(Data items)
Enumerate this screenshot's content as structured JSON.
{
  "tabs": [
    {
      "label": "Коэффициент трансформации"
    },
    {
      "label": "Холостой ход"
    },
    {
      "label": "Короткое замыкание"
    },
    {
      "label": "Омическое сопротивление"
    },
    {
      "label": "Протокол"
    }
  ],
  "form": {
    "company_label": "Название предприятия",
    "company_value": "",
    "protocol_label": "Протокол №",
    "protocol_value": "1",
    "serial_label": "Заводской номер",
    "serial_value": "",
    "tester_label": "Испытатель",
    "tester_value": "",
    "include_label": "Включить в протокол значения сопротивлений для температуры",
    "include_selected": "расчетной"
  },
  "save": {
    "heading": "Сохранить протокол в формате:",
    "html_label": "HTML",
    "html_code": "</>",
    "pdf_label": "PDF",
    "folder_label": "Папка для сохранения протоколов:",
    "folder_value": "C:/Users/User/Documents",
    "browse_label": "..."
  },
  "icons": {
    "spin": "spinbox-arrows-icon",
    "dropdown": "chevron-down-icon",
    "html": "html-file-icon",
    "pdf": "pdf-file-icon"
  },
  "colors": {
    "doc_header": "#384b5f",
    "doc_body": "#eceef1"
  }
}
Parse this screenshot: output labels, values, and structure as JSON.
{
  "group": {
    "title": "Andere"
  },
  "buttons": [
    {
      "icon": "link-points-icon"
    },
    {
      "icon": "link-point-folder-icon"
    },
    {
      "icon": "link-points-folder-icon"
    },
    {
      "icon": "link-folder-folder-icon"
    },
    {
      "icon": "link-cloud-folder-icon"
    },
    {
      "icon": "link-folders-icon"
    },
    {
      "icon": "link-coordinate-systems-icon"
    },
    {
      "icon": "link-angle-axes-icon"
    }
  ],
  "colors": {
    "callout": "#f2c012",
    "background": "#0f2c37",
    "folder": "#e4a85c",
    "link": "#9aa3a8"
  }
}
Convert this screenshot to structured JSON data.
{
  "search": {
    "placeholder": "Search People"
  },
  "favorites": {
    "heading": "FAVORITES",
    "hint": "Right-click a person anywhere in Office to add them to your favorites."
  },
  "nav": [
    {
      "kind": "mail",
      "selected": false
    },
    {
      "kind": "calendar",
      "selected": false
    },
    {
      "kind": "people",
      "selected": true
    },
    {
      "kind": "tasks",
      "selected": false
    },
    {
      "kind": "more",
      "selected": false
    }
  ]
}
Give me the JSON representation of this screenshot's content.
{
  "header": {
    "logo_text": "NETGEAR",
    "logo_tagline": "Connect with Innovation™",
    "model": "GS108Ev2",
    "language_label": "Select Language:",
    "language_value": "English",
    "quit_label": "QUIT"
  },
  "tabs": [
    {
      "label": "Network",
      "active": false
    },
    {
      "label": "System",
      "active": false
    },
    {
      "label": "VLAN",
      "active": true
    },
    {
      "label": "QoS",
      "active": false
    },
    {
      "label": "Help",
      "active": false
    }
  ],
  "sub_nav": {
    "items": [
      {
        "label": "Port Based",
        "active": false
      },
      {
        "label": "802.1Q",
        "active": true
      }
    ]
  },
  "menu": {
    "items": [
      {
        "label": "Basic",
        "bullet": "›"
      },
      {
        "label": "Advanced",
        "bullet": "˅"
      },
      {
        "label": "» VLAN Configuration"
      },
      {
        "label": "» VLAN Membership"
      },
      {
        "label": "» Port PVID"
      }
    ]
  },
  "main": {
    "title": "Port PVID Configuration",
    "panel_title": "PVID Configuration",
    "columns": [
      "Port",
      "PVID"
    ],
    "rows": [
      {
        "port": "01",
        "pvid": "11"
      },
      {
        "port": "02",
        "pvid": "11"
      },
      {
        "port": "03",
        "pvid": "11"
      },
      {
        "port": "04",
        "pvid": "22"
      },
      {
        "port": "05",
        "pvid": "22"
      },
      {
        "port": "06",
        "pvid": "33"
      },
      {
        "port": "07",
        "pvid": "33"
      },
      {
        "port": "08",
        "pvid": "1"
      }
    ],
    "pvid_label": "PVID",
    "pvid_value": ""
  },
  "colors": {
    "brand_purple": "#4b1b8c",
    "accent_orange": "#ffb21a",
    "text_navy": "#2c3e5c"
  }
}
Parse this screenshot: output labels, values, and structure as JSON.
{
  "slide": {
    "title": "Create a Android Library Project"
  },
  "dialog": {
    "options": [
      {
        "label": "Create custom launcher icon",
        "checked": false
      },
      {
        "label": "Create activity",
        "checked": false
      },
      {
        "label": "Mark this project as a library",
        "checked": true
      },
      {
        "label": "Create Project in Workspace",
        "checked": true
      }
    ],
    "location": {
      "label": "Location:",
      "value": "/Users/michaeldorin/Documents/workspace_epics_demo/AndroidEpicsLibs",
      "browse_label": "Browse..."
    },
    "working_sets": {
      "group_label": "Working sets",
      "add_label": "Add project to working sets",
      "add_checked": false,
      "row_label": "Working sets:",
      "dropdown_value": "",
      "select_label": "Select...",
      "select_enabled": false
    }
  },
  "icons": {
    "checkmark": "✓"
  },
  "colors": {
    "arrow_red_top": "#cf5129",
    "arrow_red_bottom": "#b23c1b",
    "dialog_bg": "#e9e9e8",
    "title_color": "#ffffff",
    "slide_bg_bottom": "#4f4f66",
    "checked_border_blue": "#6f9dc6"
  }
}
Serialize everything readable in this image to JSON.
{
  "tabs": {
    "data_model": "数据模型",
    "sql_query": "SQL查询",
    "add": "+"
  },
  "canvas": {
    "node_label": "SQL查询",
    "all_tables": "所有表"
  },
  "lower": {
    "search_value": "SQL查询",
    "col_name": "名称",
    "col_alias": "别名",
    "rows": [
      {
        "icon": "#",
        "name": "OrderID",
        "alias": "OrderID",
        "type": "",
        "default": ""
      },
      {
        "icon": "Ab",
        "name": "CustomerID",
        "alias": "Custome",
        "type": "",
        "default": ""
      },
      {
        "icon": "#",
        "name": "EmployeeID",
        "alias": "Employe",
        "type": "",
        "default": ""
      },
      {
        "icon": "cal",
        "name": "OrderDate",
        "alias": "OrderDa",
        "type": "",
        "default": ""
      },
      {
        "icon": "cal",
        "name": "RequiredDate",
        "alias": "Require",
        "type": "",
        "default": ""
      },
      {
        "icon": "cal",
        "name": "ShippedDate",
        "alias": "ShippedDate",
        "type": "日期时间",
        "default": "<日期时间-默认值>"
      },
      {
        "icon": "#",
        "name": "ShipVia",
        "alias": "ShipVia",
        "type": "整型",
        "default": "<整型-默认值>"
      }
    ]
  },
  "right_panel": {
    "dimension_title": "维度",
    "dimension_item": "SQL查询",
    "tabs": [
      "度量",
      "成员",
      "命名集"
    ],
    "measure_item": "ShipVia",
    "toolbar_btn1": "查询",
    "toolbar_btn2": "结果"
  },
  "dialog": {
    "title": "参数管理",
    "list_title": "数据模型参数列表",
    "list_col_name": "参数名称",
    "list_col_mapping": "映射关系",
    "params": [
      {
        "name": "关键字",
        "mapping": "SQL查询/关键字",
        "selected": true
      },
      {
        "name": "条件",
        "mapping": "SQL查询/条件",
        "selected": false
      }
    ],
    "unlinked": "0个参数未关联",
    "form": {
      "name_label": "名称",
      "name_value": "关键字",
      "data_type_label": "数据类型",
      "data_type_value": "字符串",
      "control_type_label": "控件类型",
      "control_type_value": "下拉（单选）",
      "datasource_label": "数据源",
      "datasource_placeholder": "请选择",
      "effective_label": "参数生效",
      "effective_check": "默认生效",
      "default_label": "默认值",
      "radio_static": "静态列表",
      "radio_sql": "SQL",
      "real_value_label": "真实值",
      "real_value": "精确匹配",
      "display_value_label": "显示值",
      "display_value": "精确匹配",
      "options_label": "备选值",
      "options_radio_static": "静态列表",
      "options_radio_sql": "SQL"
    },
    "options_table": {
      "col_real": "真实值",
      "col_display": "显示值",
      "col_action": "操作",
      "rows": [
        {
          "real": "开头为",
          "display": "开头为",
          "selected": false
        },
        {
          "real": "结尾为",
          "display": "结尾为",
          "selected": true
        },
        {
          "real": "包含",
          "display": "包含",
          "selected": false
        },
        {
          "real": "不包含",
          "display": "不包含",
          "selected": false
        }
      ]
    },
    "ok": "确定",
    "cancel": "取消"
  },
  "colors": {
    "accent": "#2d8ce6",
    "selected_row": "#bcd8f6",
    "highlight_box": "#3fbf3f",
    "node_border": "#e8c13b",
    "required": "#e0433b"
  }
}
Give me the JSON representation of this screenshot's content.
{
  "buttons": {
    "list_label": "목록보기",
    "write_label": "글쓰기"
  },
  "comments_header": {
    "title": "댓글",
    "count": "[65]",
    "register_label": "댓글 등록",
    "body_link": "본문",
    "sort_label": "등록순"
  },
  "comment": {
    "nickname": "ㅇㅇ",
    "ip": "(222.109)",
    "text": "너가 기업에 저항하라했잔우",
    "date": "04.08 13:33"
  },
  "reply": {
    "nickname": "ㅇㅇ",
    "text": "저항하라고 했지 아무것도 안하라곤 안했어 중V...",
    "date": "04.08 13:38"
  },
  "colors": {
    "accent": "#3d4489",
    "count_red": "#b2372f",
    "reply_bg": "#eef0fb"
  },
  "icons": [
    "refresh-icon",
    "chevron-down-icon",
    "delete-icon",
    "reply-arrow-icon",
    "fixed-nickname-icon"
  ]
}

INSTRUCTIONS TO FOLLOW: Look over the material above and show each line where "静态列表" appears.

SOLUTION TO THE EXERCISE:
      "radio_static": "静态列表",
      "options_radio_static": "静态列表",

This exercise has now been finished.